* _DATA EXCERPTS_
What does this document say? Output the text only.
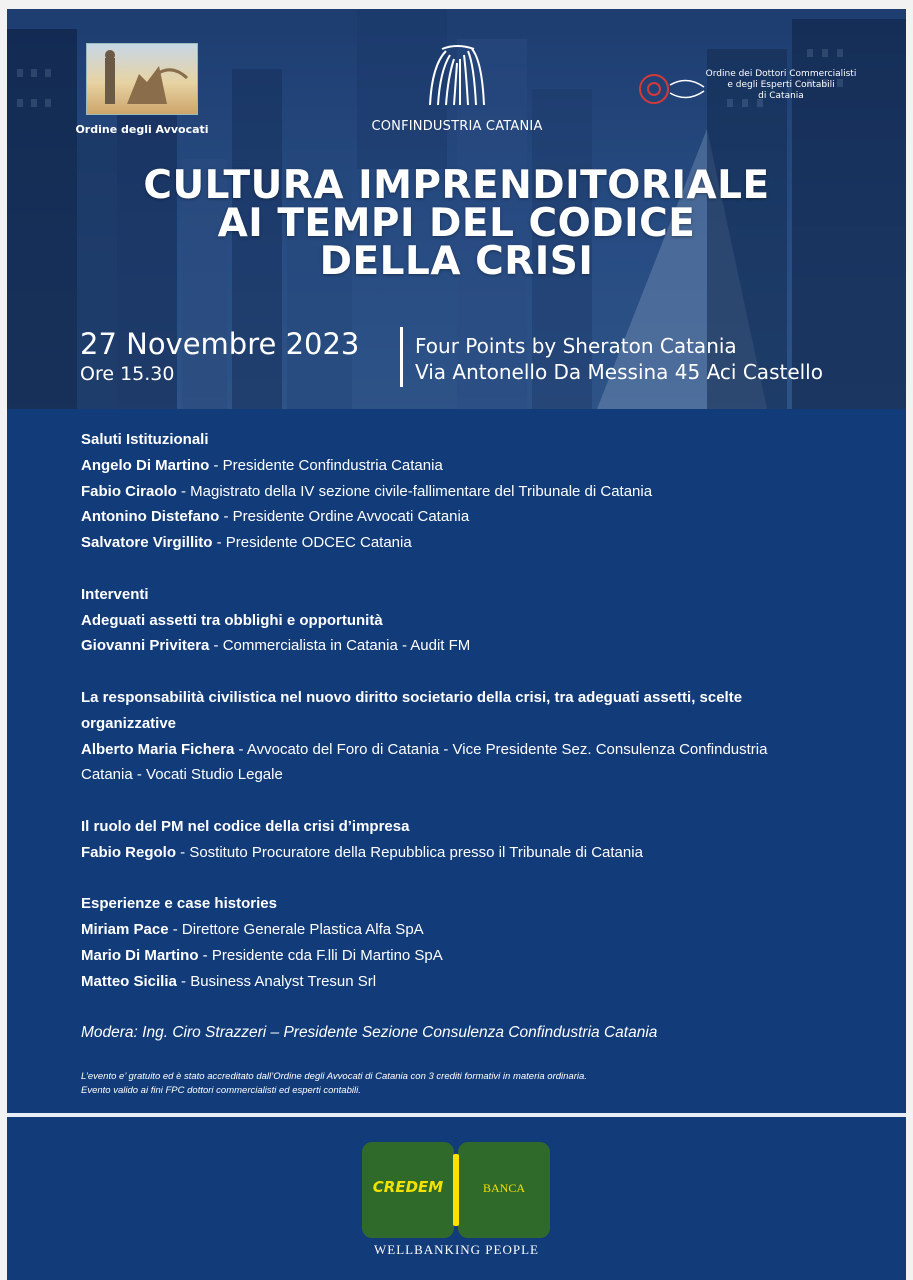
Ordine degli Avvocati	CONFINDUSTRIA CATANIA
Ordine dei Dottori Commercialisti
e degli Esperti Contabili
di Catania
CULTURA IMPRENDITORIALE
AI TEMPI DEL CODICE
DELLA CRISI
27 Novembre 2023
Ore 15.30
Four Points by Sheraton Catania
Via Antonello Da Messina 45 Aci Castello
Saluti Istituzionali
Angelo Di Martino - Presidente Confindustria Catania
Fabio Ciraolo - Magistrato della IV sezione civile-fallimentare del Tribunale di Catania
Antonino Distefano - Presidente Ordine Avvocati Catania
Salvatore Virgillito - Presidente ODCEC Catania
Interventi
Adeguati assetti tra obblighi e opportunità
Giovanni Privitera - Commercialista in Catania - Audit FM
La responsabilità civilistica nel nuovo diritto societario della crisi, tra adeguati assetti, scelte
organizzative
Alberto Maria Fichera - Avvocato del Foro di Catania - Vice Presidente Sez. Consulenza Confindustria
Catania - Vocati Studio Legale
Il ruolo del PM nel codice della crisi d’impresa
Fabio Regolo - Sostituto Procuratore della Repubblica presso il Tribunale di Catania
Esperienze e case histories
Miriam Pace - Direttore Generale Plastica Alfa SpA
Mario Di Martino - Presidente cda F.lli Di Martino SpA
Matteo Sicilia - Business Analyst Tresun Srl
Modera: Ing. Ciro Strazzeri – Presidente Sezione Consulenza Confindustria Catania
L’evento e’ gratuito ed è stato accreditato dall’Ordine degli Avvocati di Catania con 3 crediti formativi in materia ordinaria.
Evento valido ai fini FPC dottori commercialisti ed esperti contabili.
CREDEM	BANCA
WELLBANKING PEOPLE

* _TASK_
Copy out each line word for word, please, skipping the images.

* _SOLUTION FOR THIS TASK_
What does this document say? Output the text only.
Ordine degli Avvocati	CONFINDUSTRIA CATANIA
Ordine dei Dottori Commercialisti
e degli Esperti Contabili
di Catania
CULTURA IMPRENDITORIALE
AI TEMPI DEL CODICE
DELLA CRISI
27 Novembre 2023
Ore 15.30
Four Points by Sheraton Catania
Via Antonello Da Messina 45 Aci Castello
Saluti Istituzionali
Angelo Di Martino - Presidente Confindustria Catania
Fabio Ciraolo - Magistrato della IV sezione civile-fallimentare del Tribunale di Catania
Antonino Distefano - Presidente Ordine Avvocati Catania
Salvatore Virgillito - Presidente ODCEC Catania
Interventi
Adeguati assetti tra obblighi e opportunità
Giovanni Privitera - Commercialista in Catania - Audit FM
La responsabilità civilistica nel nuovo diritto societario della crisi, tra adeguati assetti, scelte
organizzative
Alberto Maria Fichera - Avvocato del Foro di Catania - Vice Presidente Sez. Consulenza Confindustria
Catania - Vocati Studio Legale
Il ruolo del PM nel codice della crisi d’impresa
Fabio Regolo - Sostituto Procuratore della Repubblica presso il Tribunale di Catania
Esperienze e case histories
Miriam Pace - Direttore Generale Plastica Alfa SpA
Mario Di Martino - Presidente cda F.lli Di Martino SpA
Matteo Sicilia - Business Analyst Tresun Srl
Modera: Ing. Ciro Strazzeri – Presidente Sezione Consulenza Confindustria Catania
L’evento e’ gratuito ed è stato accreditato dall’Ordine degli Avvocati di Catania con 3 crediti formativi in materia ordinaria.
Evento valido ai fini FPC dottori commercialisti ed esperti contabili.
CREDEM	BANCA
WELLBANKING PEOPLE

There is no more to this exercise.